>> Begin Data excerpts

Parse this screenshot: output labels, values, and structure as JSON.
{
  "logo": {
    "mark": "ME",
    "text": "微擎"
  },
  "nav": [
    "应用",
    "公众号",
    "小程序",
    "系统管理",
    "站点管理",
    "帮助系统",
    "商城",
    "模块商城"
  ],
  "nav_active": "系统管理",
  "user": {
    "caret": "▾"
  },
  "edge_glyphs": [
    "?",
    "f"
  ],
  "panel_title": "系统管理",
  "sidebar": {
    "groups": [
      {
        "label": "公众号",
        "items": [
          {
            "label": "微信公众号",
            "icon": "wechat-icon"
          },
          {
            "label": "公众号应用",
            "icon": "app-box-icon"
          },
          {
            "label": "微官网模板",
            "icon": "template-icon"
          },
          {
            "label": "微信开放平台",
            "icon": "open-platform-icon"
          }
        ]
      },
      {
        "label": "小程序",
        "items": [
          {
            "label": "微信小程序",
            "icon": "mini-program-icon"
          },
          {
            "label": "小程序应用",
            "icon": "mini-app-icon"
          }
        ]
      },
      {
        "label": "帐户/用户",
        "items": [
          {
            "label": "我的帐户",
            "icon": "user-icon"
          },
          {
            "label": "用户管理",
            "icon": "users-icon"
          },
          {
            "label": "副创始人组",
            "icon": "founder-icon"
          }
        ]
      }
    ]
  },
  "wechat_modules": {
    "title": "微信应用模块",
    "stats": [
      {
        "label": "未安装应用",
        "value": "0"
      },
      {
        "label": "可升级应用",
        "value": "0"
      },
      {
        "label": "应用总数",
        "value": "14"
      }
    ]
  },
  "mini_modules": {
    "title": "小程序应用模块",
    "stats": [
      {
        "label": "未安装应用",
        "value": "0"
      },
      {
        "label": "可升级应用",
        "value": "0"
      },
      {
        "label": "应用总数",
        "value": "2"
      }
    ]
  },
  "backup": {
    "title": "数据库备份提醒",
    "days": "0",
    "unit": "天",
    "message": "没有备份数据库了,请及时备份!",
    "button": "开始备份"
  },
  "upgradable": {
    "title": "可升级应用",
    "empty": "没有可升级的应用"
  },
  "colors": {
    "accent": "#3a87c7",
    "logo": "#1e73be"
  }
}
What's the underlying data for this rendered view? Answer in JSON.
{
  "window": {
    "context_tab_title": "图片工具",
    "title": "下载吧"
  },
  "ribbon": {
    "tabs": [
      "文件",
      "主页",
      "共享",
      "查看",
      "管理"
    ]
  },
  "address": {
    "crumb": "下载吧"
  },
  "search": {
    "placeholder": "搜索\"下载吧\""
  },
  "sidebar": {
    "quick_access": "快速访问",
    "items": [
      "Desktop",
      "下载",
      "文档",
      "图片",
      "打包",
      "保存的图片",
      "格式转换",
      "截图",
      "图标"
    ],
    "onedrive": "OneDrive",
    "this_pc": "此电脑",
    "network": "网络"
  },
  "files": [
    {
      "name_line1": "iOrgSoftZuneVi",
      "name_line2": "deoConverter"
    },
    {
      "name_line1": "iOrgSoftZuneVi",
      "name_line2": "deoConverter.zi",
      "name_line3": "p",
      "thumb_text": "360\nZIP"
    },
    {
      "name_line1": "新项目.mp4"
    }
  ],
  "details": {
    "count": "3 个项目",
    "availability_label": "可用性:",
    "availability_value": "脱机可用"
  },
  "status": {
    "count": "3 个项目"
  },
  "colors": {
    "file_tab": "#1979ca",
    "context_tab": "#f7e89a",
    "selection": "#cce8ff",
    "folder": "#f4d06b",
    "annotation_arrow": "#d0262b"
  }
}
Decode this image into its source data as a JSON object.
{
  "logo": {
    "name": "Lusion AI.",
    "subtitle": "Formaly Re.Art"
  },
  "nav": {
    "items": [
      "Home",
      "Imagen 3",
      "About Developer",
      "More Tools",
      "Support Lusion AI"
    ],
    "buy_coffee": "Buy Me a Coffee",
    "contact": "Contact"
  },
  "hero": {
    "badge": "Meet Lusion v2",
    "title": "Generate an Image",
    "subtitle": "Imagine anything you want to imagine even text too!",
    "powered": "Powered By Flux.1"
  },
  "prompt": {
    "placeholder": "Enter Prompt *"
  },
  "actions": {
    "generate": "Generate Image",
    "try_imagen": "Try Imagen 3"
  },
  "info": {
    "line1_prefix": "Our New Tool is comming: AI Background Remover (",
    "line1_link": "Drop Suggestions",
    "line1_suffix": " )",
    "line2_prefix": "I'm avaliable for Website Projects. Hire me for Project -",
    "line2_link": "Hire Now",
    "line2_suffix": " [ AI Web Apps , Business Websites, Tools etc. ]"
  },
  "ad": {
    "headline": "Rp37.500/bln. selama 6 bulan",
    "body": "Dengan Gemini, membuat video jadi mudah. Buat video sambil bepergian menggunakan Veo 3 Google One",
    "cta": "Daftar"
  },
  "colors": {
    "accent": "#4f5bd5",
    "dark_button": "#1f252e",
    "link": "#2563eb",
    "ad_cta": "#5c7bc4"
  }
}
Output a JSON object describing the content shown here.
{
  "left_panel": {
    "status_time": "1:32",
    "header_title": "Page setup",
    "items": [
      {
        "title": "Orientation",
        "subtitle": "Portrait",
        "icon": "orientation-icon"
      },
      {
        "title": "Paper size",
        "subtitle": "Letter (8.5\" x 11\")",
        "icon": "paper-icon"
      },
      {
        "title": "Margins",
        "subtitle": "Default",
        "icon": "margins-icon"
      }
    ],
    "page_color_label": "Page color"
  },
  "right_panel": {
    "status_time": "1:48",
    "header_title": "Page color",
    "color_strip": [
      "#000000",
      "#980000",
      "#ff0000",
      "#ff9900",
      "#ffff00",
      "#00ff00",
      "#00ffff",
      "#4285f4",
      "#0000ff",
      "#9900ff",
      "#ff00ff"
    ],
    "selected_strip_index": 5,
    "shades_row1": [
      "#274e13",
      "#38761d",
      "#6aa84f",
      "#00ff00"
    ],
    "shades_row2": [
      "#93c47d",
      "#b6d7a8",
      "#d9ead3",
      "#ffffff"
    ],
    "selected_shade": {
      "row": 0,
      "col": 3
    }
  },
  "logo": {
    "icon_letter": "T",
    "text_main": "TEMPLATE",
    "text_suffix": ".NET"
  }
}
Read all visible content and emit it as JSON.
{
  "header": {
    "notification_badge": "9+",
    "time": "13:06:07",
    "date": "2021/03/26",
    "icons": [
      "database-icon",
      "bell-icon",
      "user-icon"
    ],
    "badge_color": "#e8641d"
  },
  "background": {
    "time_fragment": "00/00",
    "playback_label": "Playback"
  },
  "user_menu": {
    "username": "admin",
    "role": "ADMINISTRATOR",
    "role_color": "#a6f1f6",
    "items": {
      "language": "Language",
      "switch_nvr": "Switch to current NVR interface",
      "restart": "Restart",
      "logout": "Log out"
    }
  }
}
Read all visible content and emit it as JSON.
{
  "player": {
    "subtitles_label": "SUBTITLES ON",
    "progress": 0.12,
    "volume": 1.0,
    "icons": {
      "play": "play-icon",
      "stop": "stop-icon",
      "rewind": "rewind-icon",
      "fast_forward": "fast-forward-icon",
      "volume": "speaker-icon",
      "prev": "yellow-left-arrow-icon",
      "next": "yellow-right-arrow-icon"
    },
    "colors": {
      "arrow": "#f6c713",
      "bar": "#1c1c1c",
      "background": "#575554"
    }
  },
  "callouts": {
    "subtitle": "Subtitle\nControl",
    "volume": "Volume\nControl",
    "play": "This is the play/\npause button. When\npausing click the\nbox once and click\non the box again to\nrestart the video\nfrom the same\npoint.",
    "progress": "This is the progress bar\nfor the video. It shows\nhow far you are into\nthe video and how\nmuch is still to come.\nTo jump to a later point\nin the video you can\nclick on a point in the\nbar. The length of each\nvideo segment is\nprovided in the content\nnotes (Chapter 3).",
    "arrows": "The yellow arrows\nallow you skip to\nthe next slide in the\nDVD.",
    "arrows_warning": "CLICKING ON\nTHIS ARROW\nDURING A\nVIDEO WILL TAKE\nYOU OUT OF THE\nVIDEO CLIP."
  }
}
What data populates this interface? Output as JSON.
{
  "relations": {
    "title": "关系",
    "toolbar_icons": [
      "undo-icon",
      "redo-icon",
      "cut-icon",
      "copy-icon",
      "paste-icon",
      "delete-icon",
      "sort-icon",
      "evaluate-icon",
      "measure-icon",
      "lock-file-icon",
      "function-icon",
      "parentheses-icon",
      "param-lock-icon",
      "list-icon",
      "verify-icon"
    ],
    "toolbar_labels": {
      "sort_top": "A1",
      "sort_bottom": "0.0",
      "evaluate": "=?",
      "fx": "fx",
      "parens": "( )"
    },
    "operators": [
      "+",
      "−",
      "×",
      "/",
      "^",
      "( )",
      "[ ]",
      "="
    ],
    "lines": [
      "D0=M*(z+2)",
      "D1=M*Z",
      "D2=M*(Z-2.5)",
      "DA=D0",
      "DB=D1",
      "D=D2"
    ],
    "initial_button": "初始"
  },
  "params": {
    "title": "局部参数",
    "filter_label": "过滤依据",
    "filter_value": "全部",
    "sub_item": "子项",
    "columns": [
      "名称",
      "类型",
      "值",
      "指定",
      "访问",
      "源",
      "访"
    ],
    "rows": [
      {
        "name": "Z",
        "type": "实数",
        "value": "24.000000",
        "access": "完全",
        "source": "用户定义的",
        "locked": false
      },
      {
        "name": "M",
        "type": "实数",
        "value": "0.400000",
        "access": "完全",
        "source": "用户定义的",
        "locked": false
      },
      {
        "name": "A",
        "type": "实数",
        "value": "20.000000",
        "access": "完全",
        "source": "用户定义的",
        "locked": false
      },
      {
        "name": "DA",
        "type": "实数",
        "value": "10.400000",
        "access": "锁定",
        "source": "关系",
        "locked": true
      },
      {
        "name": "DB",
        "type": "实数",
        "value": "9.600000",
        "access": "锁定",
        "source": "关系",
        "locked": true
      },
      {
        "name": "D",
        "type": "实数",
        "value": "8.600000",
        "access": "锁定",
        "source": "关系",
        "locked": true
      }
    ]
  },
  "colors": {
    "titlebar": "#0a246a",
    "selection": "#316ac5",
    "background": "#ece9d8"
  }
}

>> End Data excerpts

Problem details. State the number of lines above that hold the string "What", with nothing added.

The solution. 2